▶ [Given data]:
┏━━

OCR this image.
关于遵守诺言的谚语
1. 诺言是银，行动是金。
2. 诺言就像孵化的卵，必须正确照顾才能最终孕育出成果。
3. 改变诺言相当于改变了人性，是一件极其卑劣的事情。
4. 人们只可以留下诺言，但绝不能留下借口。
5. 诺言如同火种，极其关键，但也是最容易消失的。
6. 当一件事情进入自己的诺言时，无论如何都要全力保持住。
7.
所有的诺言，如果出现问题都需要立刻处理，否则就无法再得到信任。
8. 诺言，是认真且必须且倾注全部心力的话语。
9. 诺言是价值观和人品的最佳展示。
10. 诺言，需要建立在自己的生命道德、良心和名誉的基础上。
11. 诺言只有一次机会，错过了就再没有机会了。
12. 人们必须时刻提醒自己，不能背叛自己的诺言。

┗━━

▶ [The problem]: Write out every line of the material again, exactly as it reads.

▶ [Correct result]:
OCR this image.
关于遵守诺言的谚语
1. 诺言是银，行动是金。
2. 诺言就像孵化的卵，必须正确照顾才能最终孕育出成果。
3. 改变诺言相当于改变了人性，是一件极其卑劣的事情。
4. 人们只可以留下诺言，但绝不能留下借口。
5. 诺言如同火种，极其关键，但也是最容易消失的。
6. 当一件事情进入自己的诺言时，无论如何都要全力保持住。
7.
所有的诺言，如果出现问题都需要立刻处理，否则就无法再得到信任。
8. 诺言，是认真且必须且倾注全部心力的话语。
9. 诺言是价值观和人品的最佳展示。
10. 诺言，需要建立在自己的生命道德、良心和名誉的基础上。
11. 诺言只有一次机会，错过了就再没有机会了。
12. 人们必须时刻提醒自己，不能背叛自己的诺言。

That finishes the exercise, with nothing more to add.